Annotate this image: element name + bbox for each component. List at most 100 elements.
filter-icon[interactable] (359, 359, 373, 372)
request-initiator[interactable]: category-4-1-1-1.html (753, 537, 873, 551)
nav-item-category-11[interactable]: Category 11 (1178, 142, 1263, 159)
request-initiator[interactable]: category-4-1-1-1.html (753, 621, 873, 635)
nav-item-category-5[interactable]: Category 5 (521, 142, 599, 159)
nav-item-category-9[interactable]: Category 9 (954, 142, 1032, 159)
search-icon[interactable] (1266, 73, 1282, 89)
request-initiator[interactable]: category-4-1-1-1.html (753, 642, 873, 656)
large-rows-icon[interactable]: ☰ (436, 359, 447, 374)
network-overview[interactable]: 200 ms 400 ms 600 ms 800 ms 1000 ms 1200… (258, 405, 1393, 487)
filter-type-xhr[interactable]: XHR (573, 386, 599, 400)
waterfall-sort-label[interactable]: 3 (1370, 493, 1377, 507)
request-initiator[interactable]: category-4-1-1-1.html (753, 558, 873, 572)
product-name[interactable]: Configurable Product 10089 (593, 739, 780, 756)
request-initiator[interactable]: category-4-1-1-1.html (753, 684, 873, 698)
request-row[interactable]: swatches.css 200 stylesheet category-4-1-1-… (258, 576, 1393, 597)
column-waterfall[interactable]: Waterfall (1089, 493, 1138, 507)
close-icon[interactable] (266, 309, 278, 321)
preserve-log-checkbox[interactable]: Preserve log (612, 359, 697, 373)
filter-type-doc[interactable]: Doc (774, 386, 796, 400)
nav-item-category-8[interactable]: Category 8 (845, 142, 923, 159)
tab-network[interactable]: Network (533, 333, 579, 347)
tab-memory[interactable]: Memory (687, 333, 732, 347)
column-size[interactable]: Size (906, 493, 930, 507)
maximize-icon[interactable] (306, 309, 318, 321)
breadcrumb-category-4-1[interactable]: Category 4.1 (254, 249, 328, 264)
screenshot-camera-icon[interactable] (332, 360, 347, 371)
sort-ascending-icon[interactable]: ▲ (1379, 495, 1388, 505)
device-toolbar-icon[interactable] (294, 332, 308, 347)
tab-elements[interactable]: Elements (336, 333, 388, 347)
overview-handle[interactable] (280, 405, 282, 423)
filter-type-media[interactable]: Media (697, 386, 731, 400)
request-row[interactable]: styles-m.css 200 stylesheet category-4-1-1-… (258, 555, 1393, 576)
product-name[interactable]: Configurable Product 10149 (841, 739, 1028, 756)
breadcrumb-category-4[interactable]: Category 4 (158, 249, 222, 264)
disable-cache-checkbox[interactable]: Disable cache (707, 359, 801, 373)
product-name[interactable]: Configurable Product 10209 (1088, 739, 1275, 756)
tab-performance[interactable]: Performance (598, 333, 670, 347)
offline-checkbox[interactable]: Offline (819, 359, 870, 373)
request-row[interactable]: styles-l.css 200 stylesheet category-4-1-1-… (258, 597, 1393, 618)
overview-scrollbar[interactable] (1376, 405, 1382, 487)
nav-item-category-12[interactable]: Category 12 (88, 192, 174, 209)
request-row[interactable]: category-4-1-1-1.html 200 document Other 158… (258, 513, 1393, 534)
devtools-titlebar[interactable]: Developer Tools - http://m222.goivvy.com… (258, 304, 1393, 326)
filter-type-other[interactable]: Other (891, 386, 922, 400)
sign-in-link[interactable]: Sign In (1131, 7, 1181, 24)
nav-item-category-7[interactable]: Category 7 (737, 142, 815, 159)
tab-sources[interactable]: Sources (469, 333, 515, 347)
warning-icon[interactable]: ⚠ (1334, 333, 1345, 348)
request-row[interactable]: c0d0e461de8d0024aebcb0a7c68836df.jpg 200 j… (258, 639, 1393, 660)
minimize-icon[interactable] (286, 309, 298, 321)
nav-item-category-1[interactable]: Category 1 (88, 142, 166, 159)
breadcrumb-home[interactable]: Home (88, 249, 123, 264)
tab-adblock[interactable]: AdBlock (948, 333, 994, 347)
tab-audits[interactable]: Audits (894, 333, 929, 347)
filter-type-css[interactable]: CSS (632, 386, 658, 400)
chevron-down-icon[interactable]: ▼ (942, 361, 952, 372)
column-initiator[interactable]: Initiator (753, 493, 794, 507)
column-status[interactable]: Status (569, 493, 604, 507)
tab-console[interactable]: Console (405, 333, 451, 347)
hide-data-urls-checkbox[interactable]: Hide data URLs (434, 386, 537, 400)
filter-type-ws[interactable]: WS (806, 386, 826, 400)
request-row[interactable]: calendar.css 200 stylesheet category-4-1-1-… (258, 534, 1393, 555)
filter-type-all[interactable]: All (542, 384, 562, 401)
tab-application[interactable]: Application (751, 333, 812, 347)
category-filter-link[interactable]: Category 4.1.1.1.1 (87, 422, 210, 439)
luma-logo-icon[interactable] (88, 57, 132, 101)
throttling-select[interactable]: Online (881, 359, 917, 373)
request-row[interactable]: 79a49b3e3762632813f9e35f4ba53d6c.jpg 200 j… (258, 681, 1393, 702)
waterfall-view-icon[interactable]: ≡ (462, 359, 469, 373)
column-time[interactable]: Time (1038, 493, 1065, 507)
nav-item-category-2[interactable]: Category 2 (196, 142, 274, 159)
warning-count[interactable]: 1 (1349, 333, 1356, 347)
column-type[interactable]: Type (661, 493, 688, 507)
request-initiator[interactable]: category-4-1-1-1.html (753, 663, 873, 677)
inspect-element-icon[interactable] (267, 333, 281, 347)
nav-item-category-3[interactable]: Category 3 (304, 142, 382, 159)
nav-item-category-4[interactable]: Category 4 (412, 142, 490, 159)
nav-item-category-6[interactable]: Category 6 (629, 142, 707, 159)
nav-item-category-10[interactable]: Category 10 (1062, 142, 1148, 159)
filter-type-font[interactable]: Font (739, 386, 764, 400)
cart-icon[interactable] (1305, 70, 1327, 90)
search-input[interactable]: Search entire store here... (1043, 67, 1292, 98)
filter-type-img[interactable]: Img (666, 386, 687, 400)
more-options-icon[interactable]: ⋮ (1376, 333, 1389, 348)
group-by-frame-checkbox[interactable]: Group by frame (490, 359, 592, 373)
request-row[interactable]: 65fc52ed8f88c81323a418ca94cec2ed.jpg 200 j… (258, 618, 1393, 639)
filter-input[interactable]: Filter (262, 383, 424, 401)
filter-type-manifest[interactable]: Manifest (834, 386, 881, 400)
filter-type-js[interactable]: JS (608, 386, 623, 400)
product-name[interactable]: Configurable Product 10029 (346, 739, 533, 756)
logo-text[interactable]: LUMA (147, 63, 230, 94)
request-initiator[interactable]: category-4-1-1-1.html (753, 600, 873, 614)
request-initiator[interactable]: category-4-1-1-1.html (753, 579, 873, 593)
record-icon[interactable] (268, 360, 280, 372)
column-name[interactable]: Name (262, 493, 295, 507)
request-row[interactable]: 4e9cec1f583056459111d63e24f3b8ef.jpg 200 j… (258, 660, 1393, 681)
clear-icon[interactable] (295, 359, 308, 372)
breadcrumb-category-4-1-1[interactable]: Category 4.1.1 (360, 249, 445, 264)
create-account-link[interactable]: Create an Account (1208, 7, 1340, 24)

Problem requirements -
Please print every line of the records above again, unchanged.

Correct response -
Annotate this image: element name + bbox for each component. List at most 100 elements.
filter-icon[interactable] (359, 359, 373, 372)
request-initiator[interactable]: category-4-1-1-1.html (753, 537, 873, 551)
nav-item-category-11[interactable]: Category 11 (1178, 142, 1263, 159)
request-initiator[interactable]: category-4-1-1-1.html (753, 621, 873, 635)
nav-item-category-5[interactable]: Category 5 (521, 142, 599, 159)
nav-item-category-9[interactable]: Category 9 (954, 142, 1032, 159)
search-icon[interactable] (1266, 73, 1282, 89)
request-initiator[interactable]: category-4-1-1-1.html (753, 642, 873, 656)
large-rows-icon[interactable]: ☰ (436, 359, 447, 374)
network-overview[interactable]: 200 ms 400 ms 600 ms 800 ms 1000 ms 1200… (258, 405, 1393, 487)
filter-type-xhr[interactable]: XHR (573, 386, 599, 400)
waterfall-sort-label[interactable]: 3 (1370, 493, 1377, 507)
request-initiator[interactable]: category-4-1-1-1.html (753, 558, 873, 572)
product-name[interactable]: Configurable Product 10089 (593, 739, 780, 756)
request-initiator[interactable]: category-4-1-1-1.html (753, 684, 873, 698)
request-row[interactable]: swatches.css 200 stylesheet category-4-1-1-… (258, 576, 1393, 597)
column-waterfall[interactable]: Waterfall (1089, 493, 1138, 507)
close-icon[interactable] (266, 309, 278, 321)
preserve-log-checkbox[interactable]: Preserve log (612, 359, 697, 373)
filter-type-doc[interactable]: Doc (774, 386, 796, 400)
nav-item-category-8[interactable]: Category 8 (845, 142, 923, 159)
tab-network[interactable]: Network (533, 333, 579, 347)
tab-memory[interactable]: Memory (687, 333, 732, 347)
column-size[interactable]: Size (906, 493, 930, 507)
maximize-icon[interactable] (306, 309, 318, 321)
breadcrumb-category-4-1[interactable]: Category 4.1 (254, 249, 328, 264)
screenshot-camera-icon[interactable] (332, 360, 347, 371)
sort-ascending-icon[interactable]: ▲ (1379, 495, 1388, 505)
device-toolbar-icon[interactable] (294, 332, 308, 347)
tab-elements[interactable]: Elements (336, 333, 388, 347)
overview-handle[interactable] (280, 405, 282, 423)
filter-type-media[interactable]: Media (697, 386, 731, 400)
request-row[interactable]: styles-m.css 200 stylesheet category-4-1-1-… (258, 555, 1393, 576)
product-name[interactable]: Configurable Product 10149 (841, 739, 1028, 756)
breadcrumb-category-4[interactable]: Category 4 (158, 249, 222, 264)
disable-cache-checkbox[interactable]: Disable cache (707, 359, 801, 373)
product-name[interactable]: Configurable Product 10209 (1088, 739, 1275, 756)
tab-performance[interactable]: Performance (598, 333, 670, 347)
offline-checkbox[interactable]: Offline (819, 359, 870, 373)
request-row[interactable]: styles-l.css 200 stylesheet category-4-1-1-… (258, 597, 1393, 618)
overview-scrollbar[interactable] (1376, 405, 1382, 487)
nav-item-category-12[interactable]: Category 12 (88, 192, 174, 209)
request-row[interactable]: category-4-1-1-1.html 200 document Other 158… (258, 513, 1393, 534)
devtools-titlebar[interactable]: Developer Tools - http://m222.goivvy.com… (258, 304, 1393, 326)
filter-type-other[interactable]: Other (891, 386, 922, 400)
sign-in-link[interactable]: Sign In (1131, 7, 1181, 24)
nav-item-category-7[interactable]: Category 7 (737, 142, 815, 159)
tab-sources[interactable]: Sources (469, 333, 515, 347)
warning-icon[interactable]: ⚠ (1334, 333, 1345, 348)
request-row[interactable]: c0d0e461de8d0024aebcb0a7c68836df.jpg 200 j… (258, 639, 1393, 660)
minimize-icon[interactable] (286, 309, 298, 321)
nav-item-category-1[interactable]: Category 1 (88, 142, 166, 159)
breadcrumb-home[interactable]: Home (88, 249, 123, 264)
tab-adblock[interactable]: AdBlock (948, 333, 994, 347)
tab-audits[interactable]: Audits (894, 333, 929, 347)
filter-type-css[interactable]: CSS (632, 386, 658, 400)
chevron-down-icon[interactable]: ▼ (942, 361, 952, 372)
column-initiator[interactable]: Initiator (753, 493, 794, 507)
column-status[interactable]: Status (569, 493, 604, 507)
tab-console[interactable]: Console (405, 333, 451, 347)
hide-data-urls-checkbox[interactable]: Hide data URLs (434, 386, 537, 400)
filter-type-ws[interactable]: WS (806, 386, 826, 400)
request-row[interactable]: calendar.css 200 stylesheet category-4-1-1-… (258, 534, 1393, 555)
filter-type-all[interactable]: All (542, 384, 562, 401)
tab-application[interactable]: Application (751, 333, 812, 347)
category-filter-link[interactable]: Category 4.1.1.1.1 (87, 422, 210, 439)
luma-logo-icon[interactable] (88, 57, 132, 101)
throttling-select[interactable]: Online (881, 359, 917, 373)
request-row[interactable]: 79a49b3e3762632813f9e35f4ba53d6c.jpg 200 j… (258, 681, 1393, 702)
waterfall-view-icon[interactable]: ≡ (462, 359, 469, 373)
column-time[interactable]: Time (1038, 493, 1065, 507)
nav-item-category-2[interactable]: Category 2 (196, 142, 274, 159)
warning-count[interactable]: 1 (1349, 333, 1356, 347)
column-type[interactable]: Type (661, 493, 688, 507)
request-initiator[interactable]: category-4-1-1-1.html (753, 663, 873, 677)
inspect-element-icon[interactable] (267, 333, 281, 347)
nav-item-category-3[interactable]: Category 3 (304, 142, 382, 159)
nav-item-category-4[interactable]: Category 4 (412, 142, 490, 159)
nav-item-category-6[interactable]: Category 6 (629, 142, 707, 159)
nav-item-category-10[interactable]: Category 10 (1062, 142, 1148, 159)
filter-type-font[interactable]: Font (739, 386, 764, 400)
cart-icon[interactable] (1305, 70, 1327, 90)
search-input[interactable]: Search entire store here... (1043, 67, 1292, 98)
filter-type-img[interactable]: Img (666, 386, 687, 400)
more-options-icon[interactable]: ⋮ (1376, 333, 1389, 348)
group-by-frame-checkbox[interactable]: Group by frame (490, 359, 592, 373)
request-row[interactable]: 65fc52ed8f88c81323a418ca94cec2ed.jpg 200 j… (258, 618, 1393, 639)
filter-input[interactable]: Filter (262, 383, 424, 401)
filter-type-manifest[interactable]: Manifest (834, 386, 881, 400)
filter-type-js[interactable]: JS (608, 386, 623, 400)
product-name[interactable]: Configurable Product 10029 (346, 739, 533, 756)
logo-text[interactable]: LUMA (147, 63, 230, 94)
request-initiator[interactable]: category-4-1-1-1.html (753, 600, 873, 614)
request-initiator[interactable]: category-4-1-1-1.html (753, 579, 873, 593)
record-icon[interactable] (268, 360, 280, 372)
column-name[interactable]: Name (262, 493, 295, 507)
request-row[interactable]: 4e9cec1f583056459111d63e24f3b8ef.jpg 200 j… (258, 660, 1393, 681)
clear-icon[interactable] (295, 359, 308, 372)
breadcrumb-category-4-1-1[interactable]: Category 4.1.1 (360, 249, 445, 264)
create-account-link[interactable]: Create an Account (1208, 7, 1340, 24)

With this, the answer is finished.